Below is a block of records; repeat each one exactly.
** START OF Data supplied **
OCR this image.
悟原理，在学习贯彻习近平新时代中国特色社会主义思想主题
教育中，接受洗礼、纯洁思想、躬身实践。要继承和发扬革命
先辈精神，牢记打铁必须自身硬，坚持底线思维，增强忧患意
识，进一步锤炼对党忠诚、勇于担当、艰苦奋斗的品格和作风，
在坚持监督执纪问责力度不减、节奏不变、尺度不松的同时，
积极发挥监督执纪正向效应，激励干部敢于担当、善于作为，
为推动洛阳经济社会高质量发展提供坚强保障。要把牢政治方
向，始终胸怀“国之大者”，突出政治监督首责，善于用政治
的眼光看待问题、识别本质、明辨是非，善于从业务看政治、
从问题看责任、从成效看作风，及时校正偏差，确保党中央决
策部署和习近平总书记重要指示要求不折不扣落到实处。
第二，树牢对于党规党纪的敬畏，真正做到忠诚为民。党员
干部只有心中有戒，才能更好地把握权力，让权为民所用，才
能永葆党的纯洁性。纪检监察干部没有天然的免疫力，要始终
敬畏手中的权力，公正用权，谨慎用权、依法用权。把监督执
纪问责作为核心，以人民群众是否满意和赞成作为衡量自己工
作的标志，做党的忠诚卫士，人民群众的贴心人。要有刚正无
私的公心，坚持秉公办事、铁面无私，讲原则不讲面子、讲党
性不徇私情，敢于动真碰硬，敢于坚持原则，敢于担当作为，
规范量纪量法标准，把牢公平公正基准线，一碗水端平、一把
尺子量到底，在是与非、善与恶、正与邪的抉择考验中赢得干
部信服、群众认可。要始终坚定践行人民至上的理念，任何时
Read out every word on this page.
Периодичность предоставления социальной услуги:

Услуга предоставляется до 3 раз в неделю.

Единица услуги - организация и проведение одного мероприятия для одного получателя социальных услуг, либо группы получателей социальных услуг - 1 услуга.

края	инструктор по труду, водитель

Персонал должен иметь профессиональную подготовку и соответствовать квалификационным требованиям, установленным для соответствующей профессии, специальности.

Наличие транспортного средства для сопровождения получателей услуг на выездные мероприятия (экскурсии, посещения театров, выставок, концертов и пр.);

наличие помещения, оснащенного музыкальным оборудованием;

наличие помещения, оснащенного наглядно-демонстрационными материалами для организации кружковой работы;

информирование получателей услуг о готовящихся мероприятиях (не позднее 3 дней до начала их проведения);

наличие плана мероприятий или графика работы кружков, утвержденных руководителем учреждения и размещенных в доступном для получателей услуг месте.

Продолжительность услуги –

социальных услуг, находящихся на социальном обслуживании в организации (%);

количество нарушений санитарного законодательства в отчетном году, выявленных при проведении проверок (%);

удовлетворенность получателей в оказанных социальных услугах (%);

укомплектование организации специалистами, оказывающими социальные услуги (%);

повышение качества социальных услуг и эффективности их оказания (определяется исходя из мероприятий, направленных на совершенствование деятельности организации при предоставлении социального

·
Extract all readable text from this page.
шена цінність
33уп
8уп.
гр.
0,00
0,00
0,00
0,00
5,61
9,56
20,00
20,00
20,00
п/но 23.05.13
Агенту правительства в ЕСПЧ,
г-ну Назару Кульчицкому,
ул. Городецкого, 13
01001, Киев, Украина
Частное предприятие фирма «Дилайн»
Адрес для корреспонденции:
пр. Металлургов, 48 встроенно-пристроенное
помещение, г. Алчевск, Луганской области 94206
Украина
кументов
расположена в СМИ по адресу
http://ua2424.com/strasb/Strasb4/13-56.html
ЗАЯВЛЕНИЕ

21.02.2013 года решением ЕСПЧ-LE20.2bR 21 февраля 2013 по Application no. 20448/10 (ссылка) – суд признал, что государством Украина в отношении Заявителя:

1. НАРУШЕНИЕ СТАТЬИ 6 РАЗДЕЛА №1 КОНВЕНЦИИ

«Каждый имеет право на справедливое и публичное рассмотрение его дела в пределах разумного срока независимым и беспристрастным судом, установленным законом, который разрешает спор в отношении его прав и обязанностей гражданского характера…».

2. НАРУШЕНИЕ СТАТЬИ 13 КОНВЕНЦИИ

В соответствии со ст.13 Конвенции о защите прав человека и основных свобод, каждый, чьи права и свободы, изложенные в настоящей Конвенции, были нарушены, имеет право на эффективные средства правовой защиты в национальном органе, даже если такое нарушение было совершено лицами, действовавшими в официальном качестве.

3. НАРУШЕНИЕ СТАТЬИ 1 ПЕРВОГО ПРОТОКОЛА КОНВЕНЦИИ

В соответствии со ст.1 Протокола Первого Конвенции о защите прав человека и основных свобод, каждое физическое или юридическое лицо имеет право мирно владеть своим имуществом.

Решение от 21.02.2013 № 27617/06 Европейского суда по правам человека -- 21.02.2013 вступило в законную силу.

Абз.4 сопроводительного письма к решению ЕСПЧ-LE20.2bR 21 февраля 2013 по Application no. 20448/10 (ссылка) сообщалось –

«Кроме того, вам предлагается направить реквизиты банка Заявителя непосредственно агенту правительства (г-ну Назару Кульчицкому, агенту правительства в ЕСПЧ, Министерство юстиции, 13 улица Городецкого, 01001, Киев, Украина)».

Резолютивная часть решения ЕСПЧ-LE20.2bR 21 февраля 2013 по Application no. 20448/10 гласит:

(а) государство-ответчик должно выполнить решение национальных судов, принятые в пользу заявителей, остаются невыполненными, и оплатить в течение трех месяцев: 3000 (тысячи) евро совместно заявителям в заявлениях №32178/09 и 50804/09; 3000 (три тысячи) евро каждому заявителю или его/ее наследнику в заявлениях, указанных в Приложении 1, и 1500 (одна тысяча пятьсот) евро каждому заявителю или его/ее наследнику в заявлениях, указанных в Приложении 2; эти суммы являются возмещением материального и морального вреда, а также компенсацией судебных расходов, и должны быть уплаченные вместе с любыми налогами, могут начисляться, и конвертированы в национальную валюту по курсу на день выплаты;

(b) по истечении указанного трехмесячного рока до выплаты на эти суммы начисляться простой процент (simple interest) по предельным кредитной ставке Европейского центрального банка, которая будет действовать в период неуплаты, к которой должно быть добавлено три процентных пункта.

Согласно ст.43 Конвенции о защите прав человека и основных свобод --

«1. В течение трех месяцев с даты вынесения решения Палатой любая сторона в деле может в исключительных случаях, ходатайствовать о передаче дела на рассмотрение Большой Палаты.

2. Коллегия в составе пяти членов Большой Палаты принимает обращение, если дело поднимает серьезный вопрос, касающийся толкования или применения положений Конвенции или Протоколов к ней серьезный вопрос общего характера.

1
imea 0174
** END OF Data supplied **
-- Result of the exercise --
OCR this image.
悟原理，在学习贯彻习近平新时代中国特色社会主义思想主题
教育中，接受洗礼、纯洁思想、躬身实践。要继承和发扬革命
先辈精神，牢记打铁必须自身硬，坚持底线思维，增强忧患意
识，进一步锤炼对党忠诚、勇于担当、艰苦奋斗的品格和作风，
在坚持监督执纪问责力度不减、节奏不变、尺度不松的同时，
积极发挥监督执纪正向效应，激励干部敢于担当、善于作为，
为推动洛阳经济社会高质量发展提供坚强保障。要把牢政治方
向，始终胸怀“国之大者”，突出政治监督首责，善于用政治
的眼光看待问题、识别本质、明辨是非，善于从业务看政治、
从问题看责任、从成效看作风，及时校正偏差，确保党中央决
策部署和习近平总书记重要指示要求不折不扣落到实处。
第二，树牢对于党规党纪的敬畏，真正做到忠诚为民。党员
干部只有心中有戒，才能更好地把握权力，让权为民所用，才
能永葆党的纯洁性。纪检监察干部没有天然的免疫力，要始终
敬畏手中的权力，公正用权，谨慎用权、依法用权。把监督执
纪问责作为核心，以人民群众是否满意和赞成作为衡量自己工
作的标志，做党的忠诚卫士，人民群众的贴心人。要有刚正无
私的公心，坚持秉公办事、铁面无私，讲原则不讲面子、讲党
性不徇私情，敢于动真碰硬，敢于坚持原则，敢于担当作为，
规范量纪量法标准，把牢公平公正基准线，一碗水端平、一把
尺子量到底，在是与非、善与恶、正与邪的抉择考验中赢得干
部信服、群众认可。要始终坚定践行人民至上的理念，任何时
Read out every word on this page.
Периодичность предоставления социальной услуги:

Услуга предоставляется до 3 раз в неделю.

Единица услуги - организация и проведение одного мероприятия для одного получателя социальных услуг, либо группы получателей социальных услуг - 1 услуга.

края	инструктор по труду, водитель

Персонал должен иметь профессиональную подготовку и соответствовать квалификационным требованиям, установленным для соответствующей профессии, специальности.

Наличие транспортного средства для сопровождения получателей услуг на выездные мероприятия (экскурсии, посещения театров, выставок, концертов и пр.);

наличие помещения, оснащенного музыкальным оборудованием;

наличие помещения, оснащенного наглядно-демонстрационными материалами для организации кружковой работы;

информирование получателей услуг о готовящихся мероприятиях (не позднее 3 дней до начала их проведения);

наличие плана мероприятий или графика работы кружков, утвержденных руководителем учреждения и размещенных в доступном для получателей услуг месте.

Продолжительность услуги –

социальных услуг, находящихся на социальном обслуживании в организации (%);

количество нарушений санитарного законодательства в отчетном году, выявленных при проведении проверок (%);

удовлетворенность получателей в оказанных социальных услугах (%);

укомплектование организации специалистами, оказывающими социальные услуги (%);

повышение качества социальных услуг и эффективности их оказания (определяется исходя из мероприятий, направленных на совершенствование деятельности организации при предоставлении социального

·
Extract all readable text from this page.
шена цінність
33уп
8уп.
гр.
0,00
0,00
0,00
0,00
5,61
9,56
20,00
20,00
20,00
п/но 23.05.13
Агенту правительства в ЕСПЧ,
г-ну Назару Кульчицкому,
ул. Городецкого, 13
01001, Киев, Украина
Частное предприятие фирма «Дилайн»
Адрес для корреспонденции:
пр. Металлургов, 48 встроенно-пристроенное
помещение, г. Алчевск, Луганской области 94206
Украина
кументов
расположена в СМИ по адресу
http://ua2424.com/strasb/Strasb4/13-56.html
ЗАЯВЛЕНИЕ

21.02.2013 года решением ЕСПЧ-LE20.2bR 21 февраля 2013 по Application no. 20448/10 (ссылка) – суд признал, что государством Украина в отношении Заявителя:

1. НАРУШЕНИЕ СТАТЬИ 6 РАЗДЕЛА №1 КОНВЕНЦИИ

«Каждый имеет право на справедливое и публичное рассмотрение его дела в пределах разумного срока независимым и беспристрастным судом, установленным законом, который разрешает спор в отношении его прав и обязанностей гражданского характера…».

2. НАРУШЕНИЕ СТАТЬИ 13 КОНВЕНЦИИ

В соответствии со ст.13 Конвенции о защите прав человека и основных свобод, каждый, чьи права и свободы, изложенные в настоящей Конвенции, были нарушены, имеет право на эффективные средства правовой защиты в национальном органе, даже если такое нарушение было совершено лицами, действовавшими в официальном качестве.

3. НАРУШЕНИЕ СТАТЬИ 1 ПЕРВОГО ПРОТОКОЛА КОНВЕНЦИИ

В соответствии со ст.1 Протокола Первого Конвенции о защите прав человека и основных свобод, каждое физическое или юридическое лицо имеет право мирно владеть своим имуществом.

Решение от 21.02.2013 № 27617/06 Европейского суда по правам человека -- 21.02.2013 вступило в законную силу.

Абз.4 сопроводительного письма к решению ЕСПЧ-LE20.2bR 21 февраля 2013 по Application no. 20448/10 (ссылка) сообщалось –

«Кроме того, вам предлагается направить реквизиты банка Заявителя непосредственно агенту правительства (г-ну Назару Кульчицкому, агенту правительства в ЕСПЧ, Министерство юстиции, 13 улица Городецкого, 01001, Киев, Украина)».

Резолютивная часть решения ЕСПЧ-LE20.2bR 21 февраля 2013 по Application no. 20448/10 гласит:

(а) государство-ответчик должно выполнить решение национальных судов, принятые в пользу заявителей, остаются невыполненными, и оплатить в течение трех месяцев: 3000 (тысячи) евро совместно заявителям в заявлениях №32178/09 и 50804/09; 3000 (три тысячи) евро каждому заявителю или его/ее наследнику в заявлениях, указанных в Приложении 1, и 1500 (одна тысяча пятьсот) евро каждому заявителю или его/ее наследнику в заявлениях, указанных в Приложении 2; эти суммы являются возмещением материального и морального вреда, а также компенсацией судебных расходов, и должны быть уплаченные вместе с любыми налогами, могут начисляться, и конвертированы в национальную валюту по курсу на день выплаты;

(b) по истечении указанного трехмесячного рока до выплаты на эти суммы начисляться простой процент (simple interest) по предельным кредитной ставке Европейского центрального банка, которая будет действовать в период неуплаты, к которой должно быть добавлено три процентных пункта.

Согласно ст.43 Конвенции о защите прав человека и основных свобод --

«1. В течение трех месяцев с даты вынесения решения Палатой любая сторона в деле может в исключительных случаях, ходатайствовать о передаче дела на рассмотрение Большой Палаты.

2. Коллегия в составе пяти членов Большой Палаты принимает обращение, если дело поднимает серьезный вопрос, касающийся толкования или применения положений Конвенции или Протоколов к ней серьезный вопрос общего характера.

1
imea 0174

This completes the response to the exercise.